START Source document

Sister My Sister is based on a celebrated criminal case from provincial France in the early '30s--the same case on which Genet based his play The Maids. Scripted by Wendy Kesselman, adapting her play My Sister in This House, and directed by Nancy Meckler, the movie has plenty of lurid juice--lesbian incest, pathological jealousy, Catholic guilt, class consciousness, the tyranny of mothers and employers and a gory climax to boot.

Meckler and Kesselman unfold their drama in a world that is almost exclusively distaff. A few male voices are heard, briefly, throughout the film, but the faces to which they belong are not shown.

Lea (Jodhi May) comes to work with her sister Christine (Joely Richardson) as maid to a bourgeois widow (Julie Walters) and her teenage daughter (Sophie Thursfield). Both are former convent girls; their housework is immaculate. At first, Madame is delighted with them, or rather, with herself for having them.

END Source document

_Goal of the exercise_. Copy the passage of the Sister My Sister review from "Sister My Sister" to "are not shown." word for word.

START Material shown

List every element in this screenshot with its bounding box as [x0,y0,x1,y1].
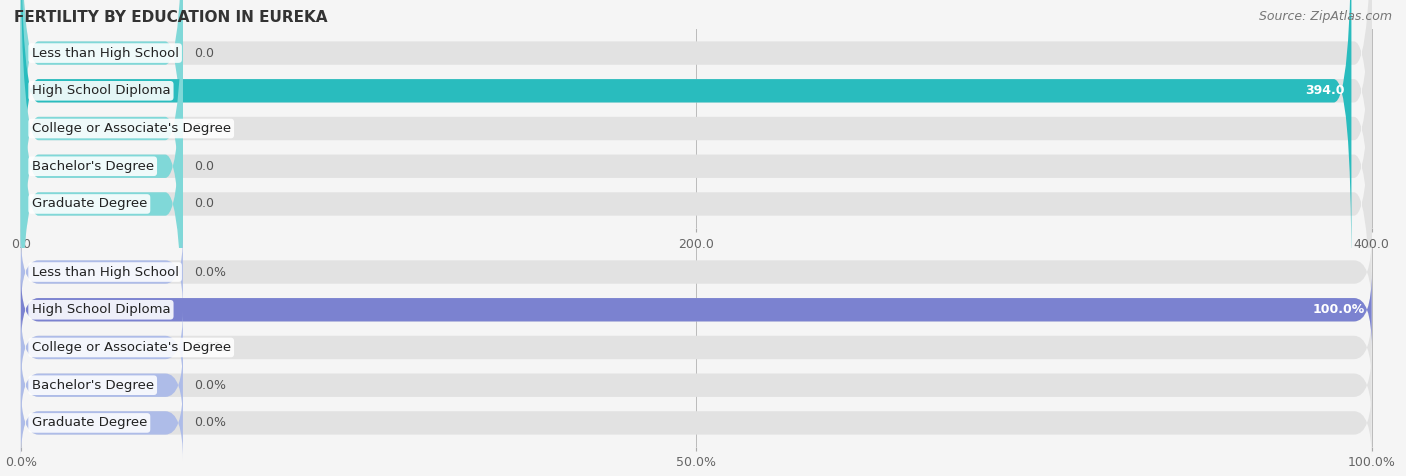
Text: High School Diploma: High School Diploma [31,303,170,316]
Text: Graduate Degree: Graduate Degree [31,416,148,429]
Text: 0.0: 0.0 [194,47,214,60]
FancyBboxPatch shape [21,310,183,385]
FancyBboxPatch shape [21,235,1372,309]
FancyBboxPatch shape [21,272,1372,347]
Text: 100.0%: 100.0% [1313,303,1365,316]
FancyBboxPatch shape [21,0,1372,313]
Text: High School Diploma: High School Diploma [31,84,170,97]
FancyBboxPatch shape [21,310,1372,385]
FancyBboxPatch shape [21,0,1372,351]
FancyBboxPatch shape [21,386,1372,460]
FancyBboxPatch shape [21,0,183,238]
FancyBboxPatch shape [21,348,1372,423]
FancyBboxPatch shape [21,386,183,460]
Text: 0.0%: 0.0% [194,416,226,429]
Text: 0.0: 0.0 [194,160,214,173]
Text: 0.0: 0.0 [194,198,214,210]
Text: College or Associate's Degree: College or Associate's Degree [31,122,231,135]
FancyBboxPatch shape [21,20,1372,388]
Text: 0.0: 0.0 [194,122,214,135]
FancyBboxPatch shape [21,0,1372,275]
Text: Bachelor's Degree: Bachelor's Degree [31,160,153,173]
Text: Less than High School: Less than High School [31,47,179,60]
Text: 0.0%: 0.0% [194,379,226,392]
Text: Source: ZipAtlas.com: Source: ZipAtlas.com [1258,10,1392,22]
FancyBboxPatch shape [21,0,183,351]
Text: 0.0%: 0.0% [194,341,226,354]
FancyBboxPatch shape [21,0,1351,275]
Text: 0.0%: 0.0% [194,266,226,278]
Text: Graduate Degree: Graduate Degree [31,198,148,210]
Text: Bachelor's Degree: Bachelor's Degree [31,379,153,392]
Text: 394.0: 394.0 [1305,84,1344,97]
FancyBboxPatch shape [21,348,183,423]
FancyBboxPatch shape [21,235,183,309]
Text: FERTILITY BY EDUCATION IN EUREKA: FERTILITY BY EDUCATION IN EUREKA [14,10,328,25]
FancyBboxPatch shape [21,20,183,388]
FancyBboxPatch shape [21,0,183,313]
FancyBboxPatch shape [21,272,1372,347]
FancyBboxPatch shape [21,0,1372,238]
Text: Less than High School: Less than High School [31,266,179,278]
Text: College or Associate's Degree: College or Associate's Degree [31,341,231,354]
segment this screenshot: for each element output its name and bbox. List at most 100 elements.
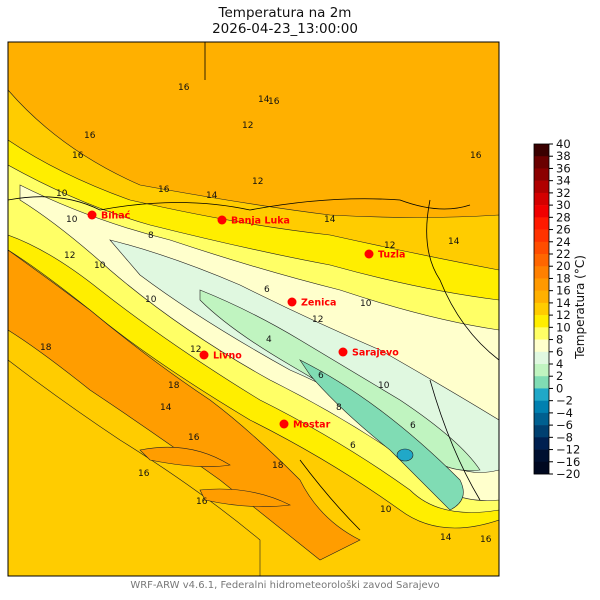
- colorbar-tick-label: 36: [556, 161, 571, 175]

END Material shown

_Solution to the problem_.
Sister My Sister is based on a celebrated criminal case from provincial France in the early '30s--the same case on which Genet based his play The Maids. Scripted by Wendy Kesselman, adapting her play My Sister in This House, and directed by Nancy Meckler, the movie has plenty of lurid juice--lesbian incest, pathological jealousy, Catholic guilt, class consciousness, the tyranny of mothers and employers and a gory climax to boot.

Meckler and Kesselman unfold their drama in a world that is almost exclusively distaff. A few male voices are heard, briefly, throughout the film, but the faces to which they belong are not shown.